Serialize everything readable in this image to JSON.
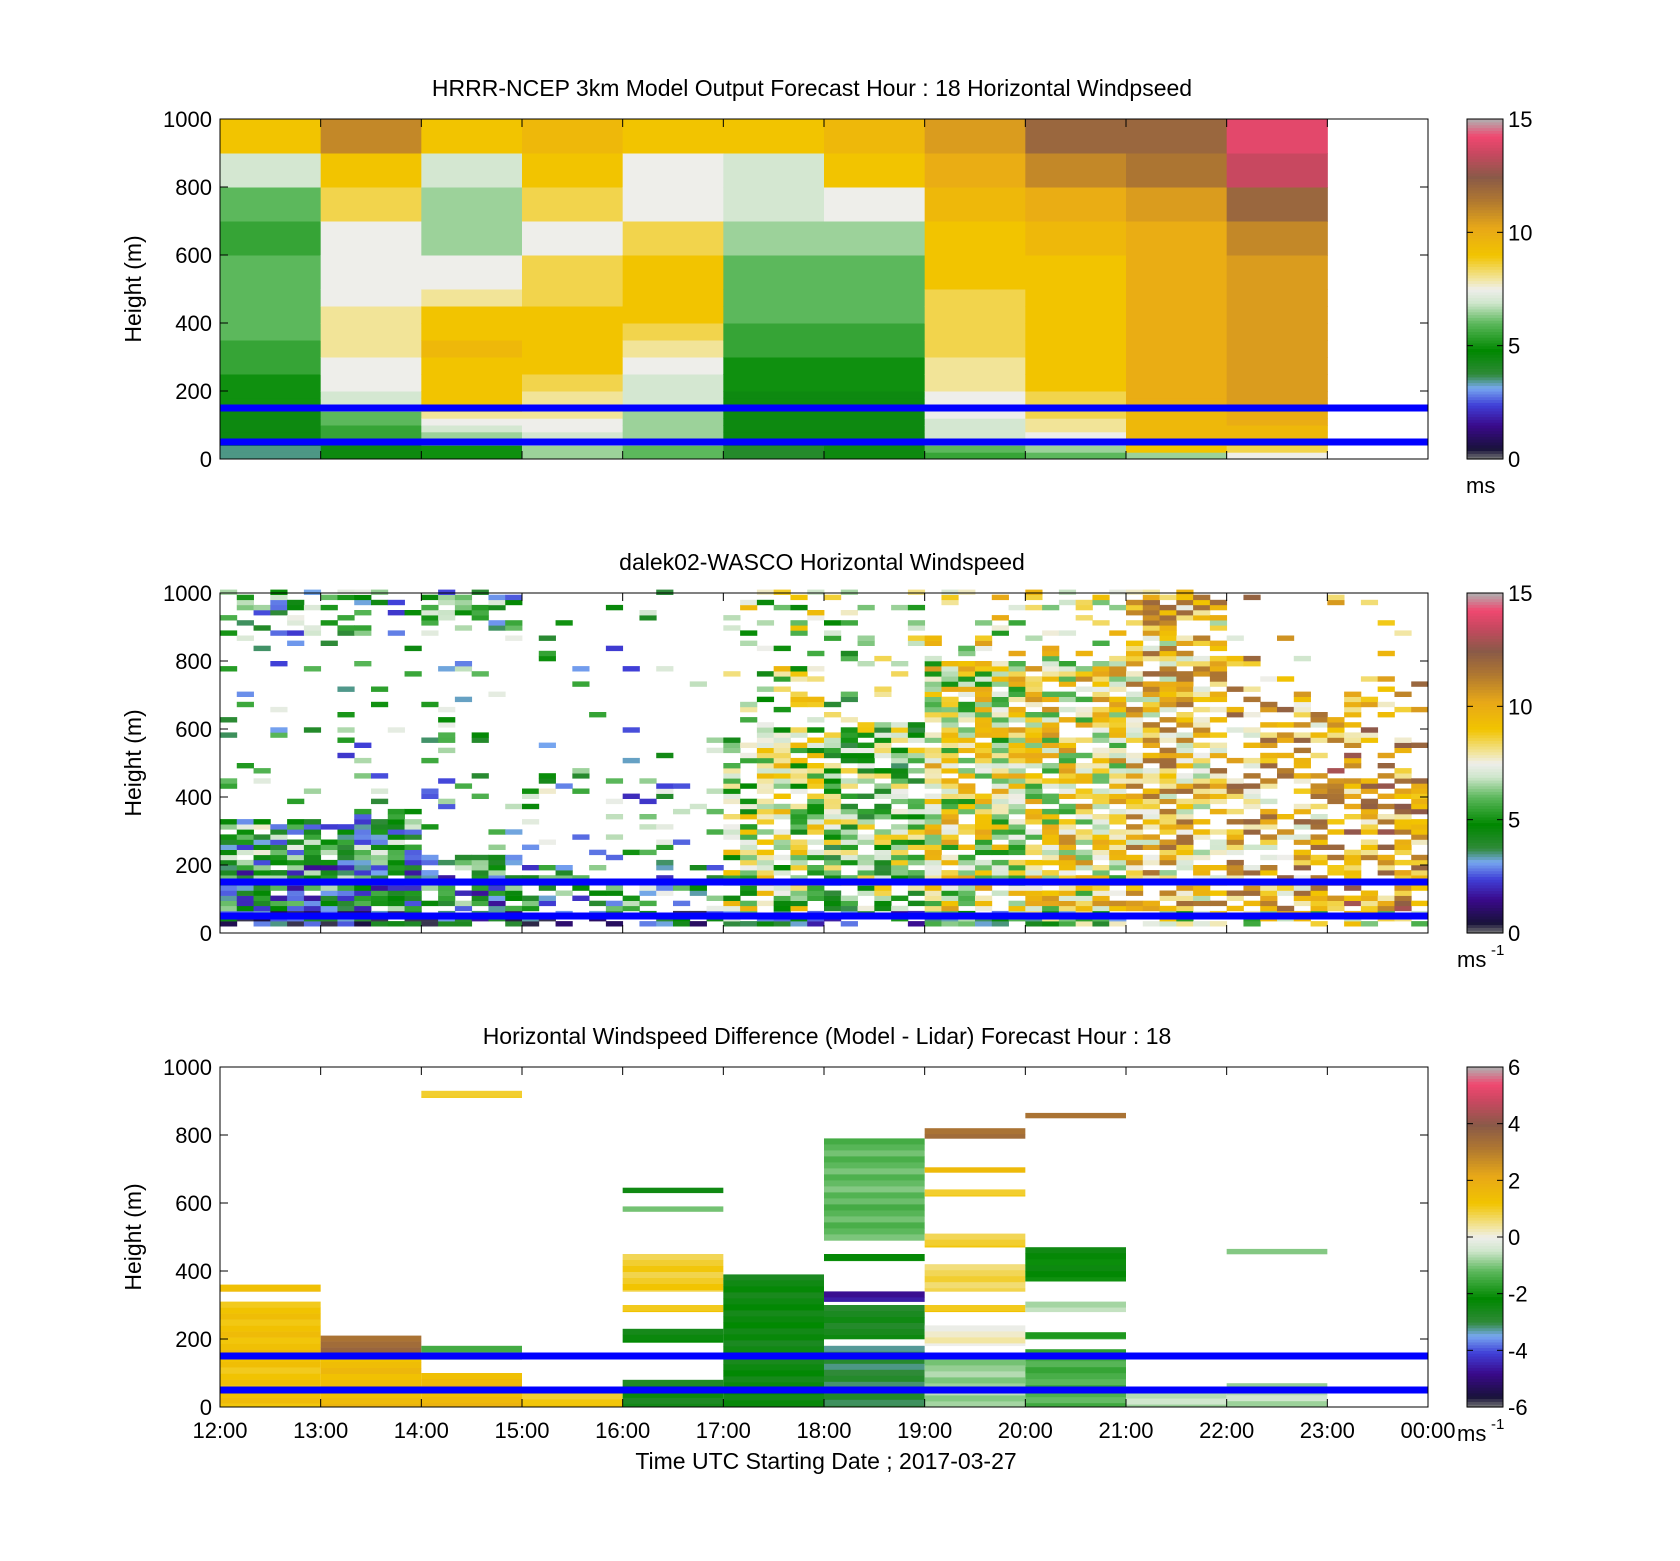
{
  "chart_data": [
    {
      "type": "heatmap",
      "title": "HRRR-NCEP 3km Model Output   Forecast Hour : 18 Horizontal Windpseed",
      "ylabel": "Height (m)",
      "ylim": [
        0,
        1000
      ],
      "yticks": [
        "0",
        "200",
        "400",
        "600",
        "800",
        "1000"
      ],
      "xlim": [
        "12:00",
        "00:00"
      ],
      "colorbar": {
        "range": [
          0,
          15
        ],
        "ticks": [
          "0",
          "5",
          "10",
          "15"
        ],
        "unit": "ms",
        "unit_sup": ""
      },
      "reference_lines_height_m": [
        150,
        50
      ],
      "time_columns": [
        "12:00",
        "13:00",
        "14:00",
        "15:00",
        "16:00",
        "17:00",
        "18:00",
        "19:00",
        "20:00",
        "21:00",
        "22:00"
      ],
      "height_levels_m": [
        20,
        40,
        60,
        80,
        100,
        120,
        140,
        160,
        180,
        200,
        250,
        300,
        350,
        400,
        450,
        500,
        600,
        700,
        800,
        900,
        1000
      ],
      "windspeed_ms": [
        [
          3.5,
          4.5,
          5.0,
          6.5,
          6.0,
          4.0,
          4.5,
          5.5,
          6.0,
          6.5,
          7.5
        ],
        [
          3.5,
          4.5,
          5.0,
          6.5,
          6.0,
          4.0,
          4.5,
          6.0,
          6.5,
          9.0,
          8.5
        ],
        [
          4.5,
          5.0,
          6.0,
          7.0,
          6.5,
          4.5,
          4.5,
          6.5,
          7.0,
          9.5,
          9.5
        ],
        [
          4.5,
          5.5,
          6.5,
          7.0,
          6.5,
          4.5,
          4.5,
          7.0,
          7.5,
          9.5,
          9.5
        ],
        [
          4.5,
          5.5,
          7.0,
          7.5,
          6.5,
          4.5,
          4.5,
          7.0,
          8.0,
          9.5,
          9.5
        ],
        [
          4.5,
          6.0,
          7.5,
          7.5,
          6.5,
          4.5,
          4.5,
          7.0,
          8.0,
          9.5,
          10.0
        ],
        [
          4.5,
          6.0,
          8.0,
          8.0,
          6.5,
          4.5,
          4.5,
          7.5,
          8.5,
          9.5,
          10.0
        ],
        [
          4.5,
          6.5,
          8.5,
          8.0,
          6.5,
          4.5,
          4.5,
          7.5,
          8.5,
          10.0,
          10.5
        ],
        [
          5.0,
          7.0,
          9.0,
          8.0,
          7.0,
          4.5,
          4.5,
          7.5,
          8.5,
          10.0,
          10.5
        ],
        [
          5.0,
          7.0,
          9.0,
          8.0,
          7.0,
          4.5,
          4.5,
          7.5,
          8.5,
          10.0,
          10.5
        ],
        [
          5.0,
          7.5,
          9.0,
          8.5,
          7.0,
          5.0,
          5.0,
          8.0,
          9.0,
          10.0,
          10.5
        ],
        [
          5.5,
          7.5,
          9.0,
          9.0,
          7.5,
          5.0,
          5.0,
          8.0,
          9.0,
          10.0,
          10.5
        ],
        [
          5.5,
          8.0,
          9.5,
          9.0,
          8.0,
          5.5,
          5.5,
          8.5,
          9.0,
          10.0,
          10.5
        ],
        [
          6.0,
          8.0,
          9.0,
          9.0,
          8.5,
          5.5,
          5.5,
          8.5,
          9.0,
          10.0,
          10.5
        ],
        [
          6.0,
          8.0,
          9.0,
          9.0,
          9.0,
          6.0,
          6.0,
          8.5,
          9.0,
          10.0,
          10.5
        ],
        [
          6.0,
          7.5,
          8.0,
          8.5,
          9.0,
          6.0,
          6.0,
          8.5,
          9.0,
          10.0,
          10.5
        ],
        [
          6.0,
          7.5,
          7.5,
          8.5,
          9.0,
          6.0,
          6.0,
          9.0,
          9.0,
          10.0,
          10.5
        ],
        [
          5.5,
          7.5,
          6.5,
          7.5,
          8.5,
          6.5,
          6.5,
          9.0,
          9.5,
          10.0,
          11.0
        ],
        [
          6.0,
          8.5,
          6.5,
          8.5,
          7.5,
          7.0,
          7.5,
          9.5,
          10.0,
          10.5,
          12.0
        ],
        [
          7.0,
          9.0,
          7.0,
          9.0,
          7.5,
          7.0,
          9.0,
          10.0,
          11.0,
          11.5,
          13.5
        ],
        [
          9.0,
          11.0,
          9.0,
          9.5,
          9.0,
          9.0,
          9.5,
          10.5,
          12.0,
          12.0,
          14.0
        ]
      ]
    },
    {
      "type": "heatmap",
      "title": "dalek02-WASCO  Horizontal Windspeed",
      "ylabel": "Height (m)",
      "ylim": [
        0,
        1000
      ],
      "yticks": [
        "0",
        "200",
        "400",
        "600",
        "800",
        "1000"
      ],
      "xlim": [
        "12:00",
        "00:00"
      ],
      "colorbar": {
        "range": [
          0,
          15
        ],
        "ticks": [
          "0",
          "5",
          "10",
          "15"
        ],
        "unit": "ms",
        "unit_sup": "-1"
      },
      "reference_lines_height_m": [
        150,
        50
      ],
      "note_on_values": "scattered lidar retrievals; sampled per 10-minute column and 15 m gate",
      "columns_per_hour": 6,
      "gate_m": 15
    },
    {
      "type": "heatmap",
      "title": "Horizontal Windspeed Difference (Model - Lidar) Forecast Hour : 18",
      "ylabel": "Height (m)",
      "xlabel": "Time UTC  Starting Date ; 2017-03-27",
      "ylim": [
        0,
        1000
      ],
      "yticks": [
        "0",
        "200",
        "400",
        "600",
        "800",
        "1000"
      ],
      "xticks": [
        "12:00",
        "13:00",
        "14:00",
        "15:00",
        "16:00",
        "17:00",
        "18:00",
        "19:00",
        "20:00",
        "21:00",
        "22:00",
        "23:00",
        "00:00"
      ],
      "colorbar": {
        "range": [
          -6,
          6
        ],
        "ticks": [
          "-6",
          "-4",
          "-2",
          "0",
          "2",
          "4",
          "6"
        ],
        "unit": "ms",
        "unit_sup": "-1"
      },
      "reference_lines_height_m": [
        150,
        50
      ],
      "segments": [
        {
          "t0": "12:00",
          "t1": "13:00",
          "z0": 0,
          "z1": 310,
          "value": 1.3
        },
        {
          "t0": "12:00",
          "t1": "13:00",
          "z0": 340,
          "z1": 360,
          "value": 1.6
        },
        {
          "t0": "13:00",
          "t1": "14:00",
          "z0": 0,
          "z1": 150,
          "value": 1.5
        },
        {
          "t0": "13:00",
          "t1": "14:00",
          "z0": 150,
          "z1": 210,
          "value": 3.5
        },
        {
          "t0": "14:00",
          "t1": "15:00",
          "z0": 0,
          "z1": 100,
          "value": 1.6
        },
        {
          "t0": "14:00",
          "t1": "15:00",
          "z0": 140,
          "z1": 180,
          "value": -1.2
        },
        {
          "t0": "14:00",
          "t1": "15:00",
          "z0": 910,
          "z1": 930,
          "value": 1.2
        },
        {
          "t0": "15:00",
          "t1": "16:00",
          "z0": 0,
          "z1": 40,
          "value": 1.2
        },
        {
          "t0": "16:00",
          "t1": "17:00",
          "z0": 0,
          "z1": 80,
          "value": -2.5
        },
        {
          "t0": "16:00",
          "t1": "17:00",
          "z0": 190,
          "z1": 230,
          "value": -2.3
        },
        {
          "t0": "16:00",
          "t1": "17:00",
          "z0": 280,
          "z1": 300,
          "value": 1.3
        },
        {
          "t0": "16:00",
          "t1": "17:00",
          "z0": 340,
          "z1": 450,
          "value": 1.0
        },
        {
          "t0": "16:00",
          "t1": "17:00",
          "z0": 575,
          "z1": 590,
          "value": -0.8
        },
        {
          "t0": "16:00",
          "t1": "17:00",
          "z0": 630,
          "z1": 645,
          "value": -2.2
        },
        {
          "t0": "17:00",
          "t1": "18:00",
          "z0": 0,
          "z1": 390,
          "value": -2.4
        },
        {
          "t0": "18:00",
          "t1": "19:00",
          "z0": 0,
          "z1": 180,
          "value": -3.0
        },
        {
          "t0": "18:00",
          "t1": "19:00",
          "z0": 200,
          "z1": 300,
          "value": -2.6
        },
        {
          "t0": "18:00",
          "t1": "19:00",
          "z0": 310,
          "z1": 340,
          "value": -4.5
        },
        {
          "t0": "18:00",
          "t1": "19:00",
          "z0": 430,
          "z1": 450,
          "value": -2.0
        },
        {
          "t0": "18:00",
          "t1": "19:00",
          "z0": 490,
          "z1": 790,
          "value": -1.2
        },
        {
          "t0": "19:00",
          "t1": "20:00",
          "z0": 0,
          "z1": 140,
          "value": -0.8
        },
        {
          "t0": "19:00",
          "t1": "20:00",
          "z0": 180,
          "z1": 240,
          "value": 0.2
        },
        {
          "t0": "19:00",
          "t1": "20:00",
          "z0": 280,
          "z1": 300,
          "value": 1.3
        },
        {
          "t0": "19:00",
          "t1": "20:00",
          "z0": 340,
          "z1": 420,
          "value": 0.8
        },
        {
          "t0": "19:00",
          "t1": "20:00",
          "z0": 470,
          "z1": 510,
          "value": 1.0
        },
        {
          "t0": "19:00",
          "t1": "20:00",
          "z0": 620,
          "z1": 640,
          "value": 1.2
        },
        {
          "t0": "19:00",
          "t1": "20:00",
          "z0": 690,
          "z1": 705,
          "value": 1.8
        },
        {
          "t0": "19:00",
          "t1": "20:00",
          "z0": 790,
          "z1": 820,
          "value": 3.5
        },
        {
          "t0": "20:00",
          "t1": "21:00",
          "z0": 0,
          "z1": 170,
          "value": -1.4
        },
        {
          "t0": "20:00",
          "t1": "21:00",
          "z0": 200,
          "z1": 220,
          "value": -1.6
        },
        {
          "t0": "20:00",
          "t1": "21:00",
          "z0": 280,
          "z1": 310,
          "value": -0.5
        },
        {
          "t0": "20:00",
          "t1": "21:00",
          "z0": 370,
          "z1": 470,
          "value": -2.2
        },
        {
          "t0": "20:00",
          "t1": "21:00",
          "z0": 850,
          "z1": 865,
          "value": 3.5
        },
        {
          "t0": "21:00",
          "t1": "22:00",
          "z0": 0,
          "z1": 60,
          "value": -0.6
        },
        {
          "t0": "22:00",
          "t1": "23:00",
          "z0": 0,
          "z1": 70,
          "value": -0.6
        },
        {
          "t0": "22:00",
          "t1": "23:00",
          "z0": 450,
          "z1": 465,
          "value": -0.7
        }
      ]
    }
  ]
}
___
What you should do:
Using the listing above, list every line in which the string "Forecast" occurs.

Exercise result:
      "title": "HRRR-NCEP 3km Model Output   Forecast Hour : 18 Horizontal Windpseed",
      "title": "Horizontal Windspeed Difference (Model - Lidar) Forecast Hour : 18",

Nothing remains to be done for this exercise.